— begin Extract —

On Mon, Jun 15, 2015 at 10:19 AM, Mark Davis ☕️  wrote: 

> More seriously, it is not all so black and white. 

This applies to apostrophe recommendations too. The thread about the English 
apostrophe was biased because it (I) ended up discussing Unicodeʼs general 
apostrophe recommendation, while the scope of the thread was originally limited 
to one language. And before all, the discussion was somewhat biased by not 
taking into consideration the following TUS statement (§ 6.2 Punctuation 
Apostrophe):

| The semantics of U+2019 are therefore context dependent. For example, if 
surrounded by
| letters or digits on both sides, it behaves as an in-text punctuation 
character and does not
| separate words or lines.

I may fail, of course, but actually Iʼm thinking that U+02BC is not needed to 
prevent word separation.  As U+02BC is missing in most fonts and on all native 
Latin Windows keyboards, it cannot be used, even as a letter, before we have 
resolved some problems.  
Please see the advice of User:Gholton in the very last paragraph of 
https://en.wikipedia.org/wiki/Talk:Gwich%27in_people

Moreover, if it exists in a given font, U+02BC looks mostly like U+2019, 
slanted if this is slanted (as in Tahoma, Segoe UI, Open Sans, Sakkal Majalla), 
and thus does not match some expectations as stated on a web page I already 
cited: 
http://www.languagegeek.com/typography/apostrophes.html

The only fonts I found where U+02BC is a bit smaller than U+2019, are Linux 
Biolinum G, Gentium Basic, Gentium Book Basic. If this difference of size 
matches the preferences of English native readers, U+02BC could be preferred in 
English typography.

Another bias of the Apostrophe tread was that it focussed on disambiguation for 
text processing only, whereas disambiguation is more generally a human readersʼ 
issue, which needs to be resolved on a glyphic level. And which comes from far, 
very far into the past. See again 
http://www.languagegeek.com/typography/apostrophes.html#Anchor-Potentia-61409 — 
the last section, where Potential Problems are resolved.

Along with adding some missing information in the Standard about disambiguating 
quotation quotes and scare quotes, weʼll end up with language-specific 
recommendations for the apostrophe like for the quotation marks. About the 
mixup between scare quotes and quotation quotes, there was my last sentence 
yesterday that contained a lot of quotes looking like scare quotes but that 
marked quotations. Letʼs take this handy example:

> I hope that some macro could enable "webmasters" to rapidly update websites, 
> because resolving this "funny" "scenario" has cost me some "effort" today!

Iʼm not going to put webmasters between scare quotes! The quotes in 
_"webmasters"_ indicate that Iʼm quoting somebody whoʼs started talking about 
webmasters.
That goes on with "funny", a word that is often scare-quoted, but here it is 
simply a quotation from “Re: a mug”, where such kind of phenomena looked rather 
funny (on a mug), I was told.
Again, "scenario" and "effort" are two more quotations from the e-mail I was 
responding to.

— end Extract —

**To do**
**a)** Please reproduce the apostrophe email from "Iʼm not going" up to and including "webmasters.", renaming "webmasters" to "site administrators".
**b)** Extend the apostrophe email past its last sentence.

— begin Supplied entries —

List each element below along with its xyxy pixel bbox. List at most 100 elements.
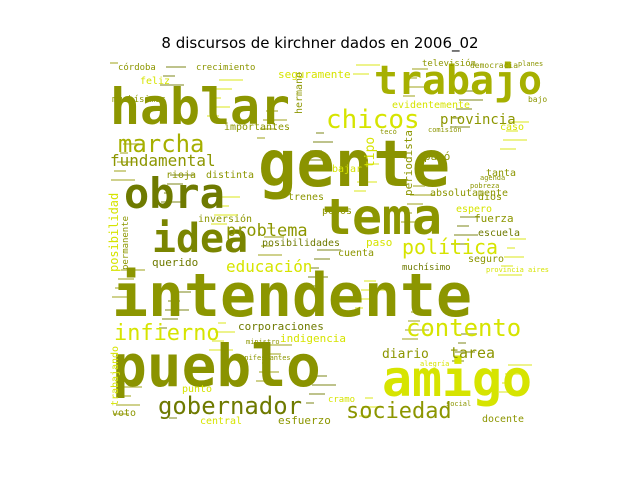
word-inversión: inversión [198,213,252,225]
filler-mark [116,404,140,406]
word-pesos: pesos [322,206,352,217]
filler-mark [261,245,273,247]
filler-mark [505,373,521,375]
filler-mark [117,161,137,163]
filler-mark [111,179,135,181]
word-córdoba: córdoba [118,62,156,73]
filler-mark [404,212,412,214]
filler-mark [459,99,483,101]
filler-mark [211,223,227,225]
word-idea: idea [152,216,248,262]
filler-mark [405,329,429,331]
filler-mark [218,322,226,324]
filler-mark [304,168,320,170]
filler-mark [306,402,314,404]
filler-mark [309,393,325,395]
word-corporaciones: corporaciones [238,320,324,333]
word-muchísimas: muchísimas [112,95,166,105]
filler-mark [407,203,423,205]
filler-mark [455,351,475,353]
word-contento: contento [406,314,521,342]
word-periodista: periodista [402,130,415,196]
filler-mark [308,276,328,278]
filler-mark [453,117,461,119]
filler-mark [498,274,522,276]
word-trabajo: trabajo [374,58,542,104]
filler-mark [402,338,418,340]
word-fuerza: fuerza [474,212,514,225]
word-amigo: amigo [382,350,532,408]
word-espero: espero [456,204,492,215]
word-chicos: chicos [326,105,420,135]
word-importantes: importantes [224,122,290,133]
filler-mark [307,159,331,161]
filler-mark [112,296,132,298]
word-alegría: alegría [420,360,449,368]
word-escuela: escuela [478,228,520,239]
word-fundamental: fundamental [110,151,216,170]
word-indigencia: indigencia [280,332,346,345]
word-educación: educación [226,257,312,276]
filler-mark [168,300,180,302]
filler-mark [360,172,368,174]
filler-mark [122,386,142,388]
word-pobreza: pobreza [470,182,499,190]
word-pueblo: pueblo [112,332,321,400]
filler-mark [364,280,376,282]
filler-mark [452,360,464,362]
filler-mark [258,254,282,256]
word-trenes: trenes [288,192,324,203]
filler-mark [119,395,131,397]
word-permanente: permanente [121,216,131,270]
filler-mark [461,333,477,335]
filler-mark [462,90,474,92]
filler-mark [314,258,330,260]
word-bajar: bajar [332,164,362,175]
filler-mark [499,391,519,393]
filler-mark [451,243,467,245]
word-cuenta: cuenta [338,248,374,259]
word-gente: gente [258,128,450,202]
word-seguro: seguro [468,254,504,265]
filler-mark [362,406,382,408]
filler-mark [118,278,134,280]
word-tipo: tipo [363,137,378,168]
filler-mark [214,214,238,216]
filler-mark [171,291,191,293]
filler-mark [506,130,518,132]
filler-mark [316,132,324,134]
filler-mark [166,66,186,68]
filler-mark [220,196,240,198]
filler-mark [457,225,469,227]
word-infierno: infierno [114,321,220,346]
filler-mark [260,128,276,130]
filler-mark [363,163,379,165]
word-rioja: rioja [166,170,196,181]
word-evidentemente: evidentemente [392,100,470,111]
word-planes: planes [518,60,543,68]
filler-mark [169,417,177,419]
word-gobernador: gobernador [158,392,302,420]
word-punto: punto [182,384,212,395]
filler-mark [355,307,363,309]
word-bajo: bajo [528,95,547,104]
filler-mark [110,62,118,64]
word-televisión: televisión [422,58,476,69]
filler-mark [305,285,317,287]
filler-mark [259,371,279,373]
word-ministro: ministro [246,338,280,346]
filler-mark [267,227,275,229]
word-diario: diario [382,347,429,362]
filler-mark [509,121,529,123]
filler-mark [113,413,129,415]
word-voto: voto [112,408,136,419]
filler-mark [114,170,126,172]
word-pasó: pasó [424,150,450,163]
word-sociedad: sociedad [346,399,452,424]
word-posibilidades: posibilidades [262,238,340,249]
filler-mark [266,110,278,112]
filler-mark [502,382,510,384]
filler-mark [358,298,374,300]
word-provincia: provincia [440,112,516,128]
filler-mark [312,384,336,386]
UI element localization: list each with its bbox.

— end Supplied entries —
— begin Supplied entries —

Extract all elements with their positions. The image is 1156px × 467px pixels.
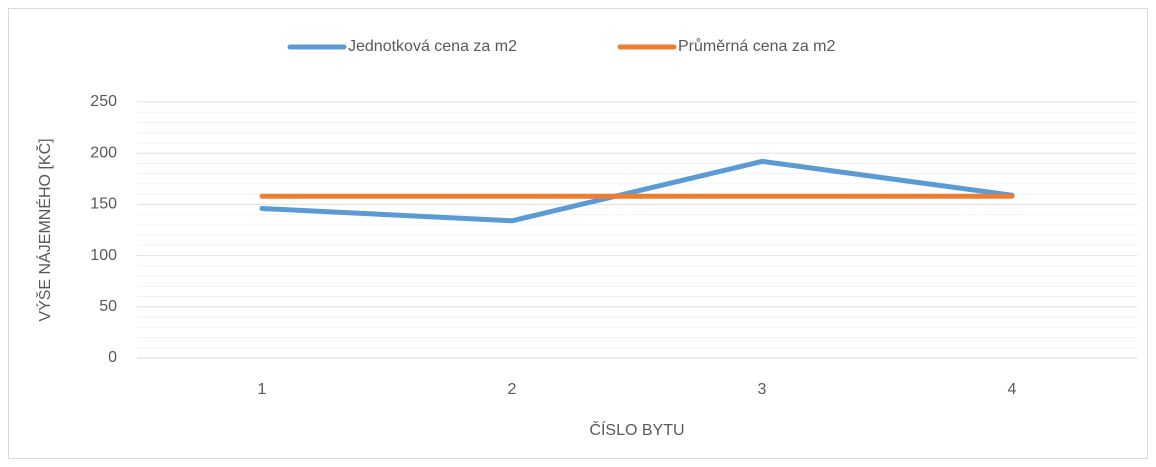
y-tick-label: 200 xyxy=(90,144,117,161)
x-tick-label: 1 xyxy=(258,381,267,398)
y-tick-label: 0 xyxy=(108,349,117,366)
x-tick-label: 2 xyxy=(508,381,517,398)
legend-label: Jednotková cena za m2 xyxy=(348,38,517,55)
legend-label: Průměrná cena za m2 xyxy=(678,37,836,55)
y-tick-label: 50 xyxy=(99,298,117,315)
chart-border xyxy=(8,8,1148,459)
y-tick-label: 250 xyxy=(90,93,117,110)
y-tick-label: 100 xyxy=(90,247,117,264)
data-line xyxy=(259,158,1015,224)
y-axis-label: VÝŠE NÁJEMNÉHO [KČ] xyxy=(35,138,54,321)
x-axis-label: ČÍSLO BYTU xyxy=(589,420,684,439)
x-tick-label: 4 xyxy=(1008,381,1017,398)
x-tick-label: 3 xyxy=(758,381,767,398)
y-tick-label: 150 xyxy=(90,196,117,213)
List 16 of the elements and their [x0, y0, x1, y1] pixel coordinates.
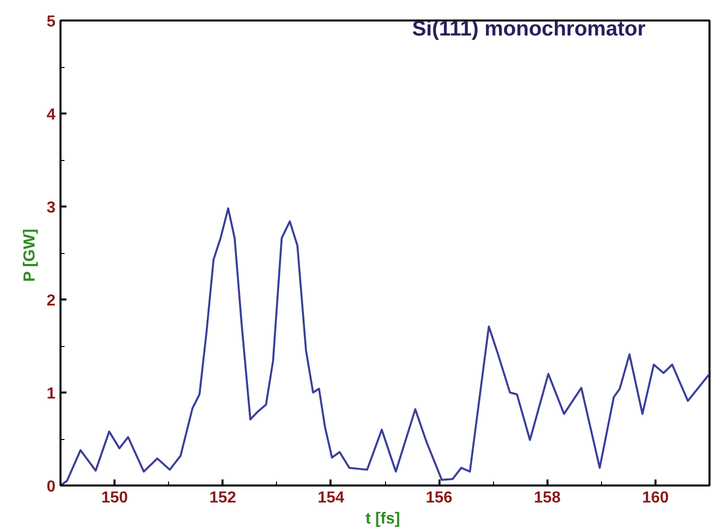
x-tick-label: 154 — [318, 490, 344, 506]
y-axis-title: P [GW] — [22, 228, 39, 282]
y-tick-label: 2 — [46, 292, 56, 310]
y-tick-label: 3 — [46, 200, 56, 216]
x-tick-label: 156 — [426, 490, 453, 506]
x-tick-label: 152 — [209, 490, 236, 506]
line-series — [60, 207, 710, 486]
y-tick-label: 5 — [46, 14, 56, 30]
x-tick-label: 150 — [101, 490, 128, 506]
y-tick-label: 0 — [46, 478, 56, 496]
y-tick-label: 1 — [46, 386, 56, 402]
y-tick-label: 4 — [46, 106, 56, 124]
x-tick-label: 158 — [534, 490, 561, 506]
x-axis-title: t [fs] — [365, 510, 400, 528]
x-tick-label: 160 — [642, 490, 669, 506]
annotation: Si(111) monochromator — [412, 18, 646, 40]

— end Supplied entries —

**Task-by-task results**
**a)**
Iʼm not going to put site administrators between scare quotes! The quotes in 
_"site administrators"_ indicate that Iʼm quoting somebody whoʼs started talking about 
site administrators.

**b)**
Straightforward: In English we should take example on the French and German 
people, who distinguish quotations and scares by using angle quotation marks 
for the former, comma quotation marks for the latter, even though these are 
considered as “English” (Iʼm quoting) in France, so primarily French 
typographers are reluctant to use them, generating thus exactly the same 
irritating mixup where one is often unsure whether the author is serious or 
not. But serious journalism leads to systematically differenciate «quotations» 
and “scares”. This is common usage in print and web news media products from 
roughly all publishers.

In actual French and German usage, single quotes are nearly unexistent, despite 
of U+2019 being unambiguously an apostrophe in German.  Primary quotations are 
always in «double quotes» (or »this way«), and a nested close-quote (› or ‹) 
never looks like an apostrophe.  When the goal is to help text reading and text 
handling, would using angle quotation marks for quotations not be a good idea?  
I would add that personally I consider these marks as more respectful towards 
authors who are quoted, as well as towards readers who are to understand 
unambiguously how itʼs meant.

Eventually there could be different recommendations, so for example, in German, 
U+2019 is preferred for apostrophe, in French it is, too, and the use of U+2018 
should be strongly discouraged, which it should be in English too when U+2019 
is preferred for apostrophe; otherwise, following user preferences, U+02BC can 
be preferred for this, and the use of U+00AB and U+00BB would be preferred for 
quotations, U+2039 and U+203A for nested quotations, and U+201C - U+201D for 
markup that does not mean a quotation.  The same sould be recommended for all 
languages that donʼt already differenciate visually the two meanings of 
quotation marks, because they don't already use angle quotes, or comma quotes.

For input, rather than (as I meant) a layout with U+02BC on E00 (because this 
key is too peripherical for an often used character, and the grave accent is 
used in TeX), a smart keyboard layout is needed, with an *apostrophe toggle* 
that allows to get alternately U+0027, U+2019, U+02BC on the same apostrophe 
key, and another independent or related toggle that makes the < and > keys 
produce the « and » quotes. Such keyboards can be programmed using Keyman 
Developer. Keyman uses a powerful language to define flexible layouts including 
an unlimited number of toggles, which may have more than two states. See 
http://www.unicode.org/mail-arch/unicode-ml/y2015-m07/0146.html
Keyman is the solution for what I expected a keyboard layout to perform, and 
that is very hard (or even impossible) to obtain with the OS related keyboard 
drivers as I am programming for Windows.

As a keyboard layout framework, I recommend Keyman.